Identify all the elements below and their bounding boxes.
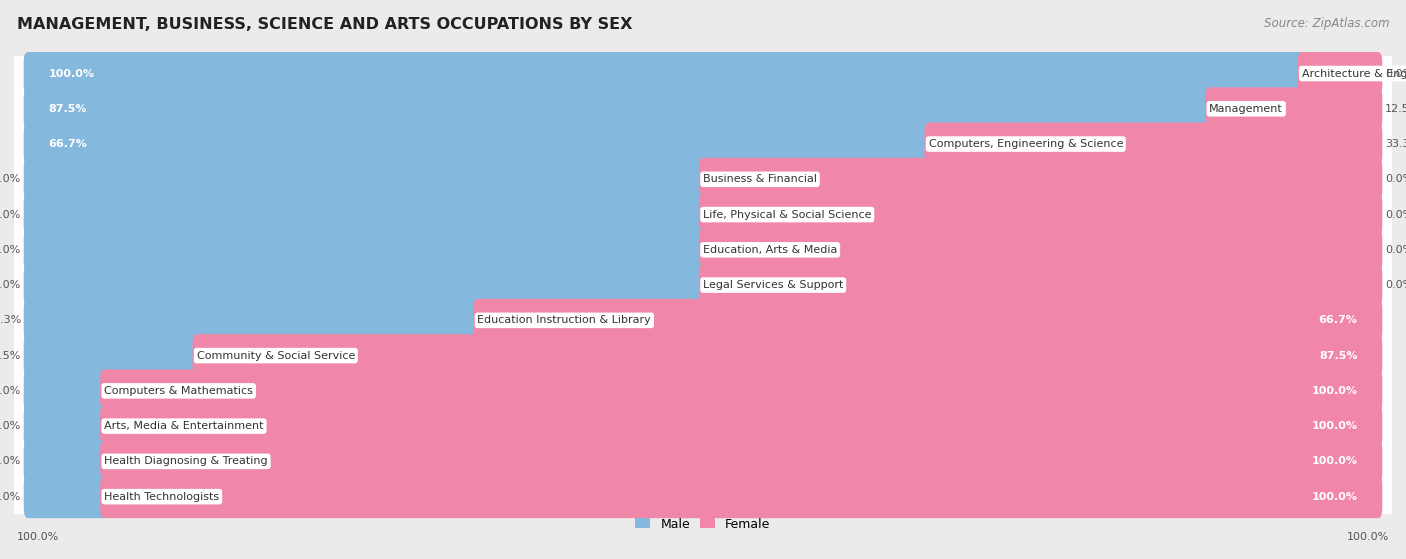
FancyBboxPatch shape — [24, 440, 108, 483]
Text: 0.0%: 0.0% — [1385, 280, 1406, 290]
FancyBboxPatch shape — [24, 193, 707, 236]
Text: 100.0%: 100.0% — [1347, 532, 1389, 542]
FancyBboxPatch shape — [699, 193, 1382, 236]
Text: Business & Financial: Business & Financial — [703, 174, 817, 184]
Text: Education Instruction & Library: Education Instruction & Library — [478, 315, 651, 325]
Text: Community & Social Service: Community & Social Service — [197, 350, 354, 361]
Text: 100.0%: 100.0% — [1312, 492, 1358, 501]
Text: Life, Physical & Social Science: Life, Physical & Social Science — [703, 210, 872, 220]
Text: Education, Arts & Media: Education, Arts & Media — [703, 245, 838, 255]
Text: 100.0%: 100.0% — [1312, 421, 1358, 431]
FancyBboxPatch shape — [14, 328, 1392, 383]
Text: 12.5%: 12.5% — [0, 350, 21, 361]
Text: 100.0%: 100.0% — [48, 69, 94, 78]
Text: 100.0%: 100.0% — [1312, 386, 1358, 396]
FancyBboxPatch shape — [24, 52, 1306, 95]
Text: 0.0%: 0.0% — [1385, 174, 1406, 184]
Text: 33.3%: 33.3% — [1385, 139, 1406, 149]
FancyBboxPatch shape — [474, 299, 1382, 342]
Text: 0.0%: 0.0% — [1385, 210, 1406, 220]
Text: 100.0%: 100.0% — [1312, 456, 1358, 466]
FancyBboxPatch shape — [14, 293, 1392, 348]
FancyBboxPatch shape — [1298, 52, 1382, 95]
FancyBboxPatch shape — [699, 228, 1382, 271]
FancyBboxPatch shape — [24, 87, 1213, 130]
Text: 66.7%: 66.7% — [1319, 315, 1358, 325]
FancyBboxPatch shape — [100, 405, 1382, 448]
Text: Legal Services & Support: Legal Services & Support — [703, 280, 844, 290]
FancyBboxPatch shape — [24, 369, 108, 413]
FancyBboxPatch shape — [14, 187, 1392, 242]
FancyBboxPatch shape — [100, 369, 1382, 413]
FancyBboxPatch shape — [193, 334, 1382, 377]
FancyBboxPatch shape — [100, 475, 1382, 518]
Text: 0.0%: 0.0% — [0, 492, 21, 501]
Text: Health Technologists: Health Technologists — [104, 492, 219, 501]
FancyBboxPatch shape — [24, 299, 482, 342]
Text: Health Diagnosing & Treating: Health Diagnosing & Treating — [104, 456, 269, 466]
FancyBboxPatch shape — [24, 264, 707, 306]
Text: 66.7%: 66.7% — [48, 139, 87, 149]
Text: Arts, Media & Entertainment: Arts, Media & Entertainment — [104, 421, 264, 431]
Legend: Male, Female: Male, Female — [630, 513, 776, 536]
Text: 87.5%: 87.5% — [1319, 350, 1358, 361]
Text: 87.5%: 87.5% — [48, 104, 87, 114]
Text: 0.0%: 0.0% — [0, 456, 21, 466]
FancyBboxPatch shape — [699, 158, 1382, 201]
Text: 0.0%: 0.0% — [1385, 245, 1406, 255]
Text: Source: ZipAtlas.com: Source: ZipAtlas.com — [1264, 17, 1389, 30]
Text: 0.0%: 0.0% — [1385, 69, 1406, 78]
FancyBboxPatch shape — [14, 116, 1392, 172]
FancyBboxPatch shape — [24, 228, 707, 271]
Text: 0.0%: 0.0% — [0, 421, 21, 431]
Text: Computers & Mathematics: Computers & Mathematics — [104, 386, 253, 396]
FancyBboxPatch shape — [14, 81, 1392, 136]
Text: 0.0%: 0.0% — [0, 245, 21, 255]
Text: 12.5%: 12.5% — [1385, 104, 1406, 114]
FancyBboxPatch shape — [24, 405, 108, 448]
Text: 0.0%: 0.0% — [0, 386, 21, 396]
FancyBboxPatch shape — [24, 158, 707, 201]
Text: 100.0%: 100.0% — [17, 532, 59, 542]
FancyBboxPatch shape — [14, 399, 1392, 454]
Text: 0.0%: 0.0% — [0, 280, 21, 290]
Text: Architecture & Engineering: Architecture & Engineering — [1302, 69, 1406, 78]
Text: 0.0%: 0.0% — [0, 210, 21, 220]
FancyBboxPatch shape — [24, 334, 201, 377]
Text: 0.0%: 0.0% — [0, 174, 21, 184]
FancyBboxPatch shape — [14, 222, 1392, 277]
Text: MANAGEMENT, BUSINESS, SCIENCE AND ARTS OCCUPATIONS BY SEX: MANAGEMENT, BUSINESS, SCIENCE AND ARTS O… — [17, 17, 633, 32]
FancyBboxPatch shape — [14, 152, 1392, 207]
Text: Computers, Engineering & Science: Computers, Engineering & Science — [928, 139, 1123, 149]
FancyBboxPatch shape — [14, 258, 1392, 312]
FancyBboxPatch shape — [14, 434, 1392, 489]
FancyBboxPatch shape — [14, 363, 1392, 418]
FancyBboxPatch shape — [24, 475, 108, 518]
FancyBboxPatch shape — [14, 469, 1392, 524]
FancyBboxPatch shape — [100, 440, 1382, 483]
FancyBboxPatch shape — [924, 122, 1382, 165]
FancyBboxPatch shape — [699, 264, 1382, 306]
Text: Management: Management — [1209, 104, 1284, 114]
FancyBboxPatch shape — [24, 122, 932, 165]
FancyBboxPatch shape — [14, 46, 1392, 101]
FancyBboxPatch shape — [1205, 87, 1382, 130]
Text: 33.3%: 33.3% — [0, 315, 21, 325]
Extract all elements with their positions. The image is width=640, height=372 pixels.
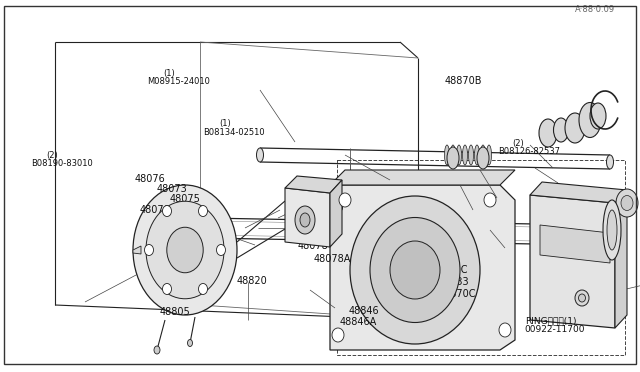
Ellipse shape [257,148,264,162]
Ellipse shape [146,201,224,299]
Text: 48870C: 48870C [430,265,468,275]
Polygon shape [530,195,615,328]
Polygon shape [540,225,610,263]
Ellipse shape [300,213,310,227]
Text: RINGリング(1): RINGリング(1) [525,316,576,325]
Polygon shape [133,246,141,254]
Ellipse shape [133,185,237,315]
Text: 48075: 48075 [170,194,200,204]
Ellipse shape [539,119,557,147]
Ellipse shape [339,193,351,207]
Ellipse shape [579,294,586,302]
Ellipse shape [474,145,479,165]
Ellipse shape [484,193,496,207]
Text: 48078: 48078 [298,241,328,250]
Text: B08190-83010: B08190-83010 [31,159,92,168]
Text: (2): (2) [47,151,58,160]
Text: 48846: 48846 [349,306,380,315]
Polygon shape [530,182,627,203]
Ellipse shape [295,206,315,234]
Text: B08126-82537: B08126-82537 [498,147,560,156]
Ellipse shape [477,147,489,169]
Text: A·88·0.09: A·88·0.09 [575,5,615,14]
Polygon shape [330,185,515,350]
Polygon shape [285,188,330,247]
Text: B08134-02510: B08134-02510 [204,128,265,137]
Text: 48073: 48073 [157,184,188,194]
Text: (1): (1) [219,119,230,128]
Text: 48870C: 48870C [438,289,476,299]
Ellipse shape [579,103,601,138]
Text: M08915-24010: M08915-24010 [147,77,210,86]
Ellipse shape [463,145,467,165]
Text: (1): (1) [163,69,175,78]
Text: 48860: 48860 [314,203,344,213]
Text: 48070: 48070 [140,205,170,215]
Ellipse shape [621,196,633,211]
Ellipse shape [198,283,207,295]
Text: 00922-11700: 00922-11700 [525,325,586,334]
Ellipse shape [586,225,594,245]
Ellipse shape [163,205,172,217]
Ellipse shape [445,145,449,165]
Text: 48076: 48076 [134,174,165,184]
Polygon shape [615,190,627,328]
Ellipse shape [456,145,461,165]
Ellipse shape [616,189,638,217]
Ellipse shape [468,145,474,165]
Ellipse shape [370,218,460,323]
Ellipse shape [390,241,440,299]
Ellipse shape [607,210,617,250]
Ellipse shape [201,218,209,238]
Text: 48820: 48820 [237,276,268,286]
Ellipse shape [565,113,585,143]
Ellipse shape [447,147,459,169]
Text: 48805: 48805 [160,308,191,317]
Ellipse shape [575,290,589,306]
Ellipse shape [486,145,492,165]
Text: (2): (2) [512,139,524,148]
Polygon shape [285,176,342,193]
Ellipse shape [607,155,614,169]
Polygon shape [330,170,515,185]
Ellipse shape [145,244,154,256]
Ellipse shape [154,346,160,354]
Ellipse shape [167,227,204,273]
Ellipse shape [332,328,344,342]
Ellipse shape [198,205,207,217]
Ellipse shape [188,340,193,346]
Ellipse shape [499,323,511,337]
Text: 48870B: 48870B [445,76,483,86]
Ellipse shape [481,145,486,165]
Ellipse shape [350,196,480,344]
Ellipse shape [603,200,621,260]
Text: 48846A: 48846A [339,317,376,327]
Text: 48933: 48933 [438,277,469,287]
Ellipse shape [451,145,456,165]
Ellipse shape [163,283,172,295]
Ellipse shape [554,118,568,142]
Text: 48078A: 48078A [314,254,351,263]
Polygon shape [330,180,342,247]
Ellipse shape [590,103,606,129]
Ellipse shape [216,244,225,256]
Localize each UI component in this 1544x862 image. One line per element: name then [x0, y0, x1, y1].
==============================
Rewrite everything from the line containing "FancyBboxPatch shape — [24, 440, 108, 483]" down to the one containing "Text: 33.3%: 33.3% — [1385, 139, 1406, 149]", putting "RoundedBox" wherever "FancyBboxPatch" appears and leaving everything else as it is.

- [Complete response]
RoundedBox shape — [24, 440, 108, 483]
Text: 0.0%: 0.0% — [1385, 280, 1406, 290]
RoundedBox shape — [24, 193, 707, 236]
Text: 100.0%: 100.0% — [1347, 532, 1389, 542]
RoundedBox shape — [699, 193, 1382, 236]
Text: Business & Financial: Business & Financial — [703, 174, 817, 184]
Text: Education Instruction & Library: Education Instruction & Library — [478, 315, 651, 325]
Text: Community & Social Service: Community & Social Service — [197, 350, 354, 361]
Text: 100.0%: 100.0% — [1312, 492, 1358, 501]
Text: Life, Physical & Social Science: Life, Physical & Social Science — [703, 210, 872, 220]
Text: Education, Arts & Media: Education, Arts & Media — [703, 245, 838, 255]
Text: 100.0%: 100.0% — [1312, 421, 1358, 431]
RoundedBox shape — [14, 328, 1392, 383]
Text: 12.5%: 12.5% — [0, 350, 21, 361]
Text: 100.0%: 100.0% — [48, 69, 94, 78]
Text: 100.0%: 100.0% — [1312, 386, 1358, 396]
RoundedBox shape — [24, 52, 1306, 95]
Text: 0.0%: 0.0% — [1385, 174, 1406, 184]
Text: 33.3%: 33.3% — [1385, 139, 1406, 149]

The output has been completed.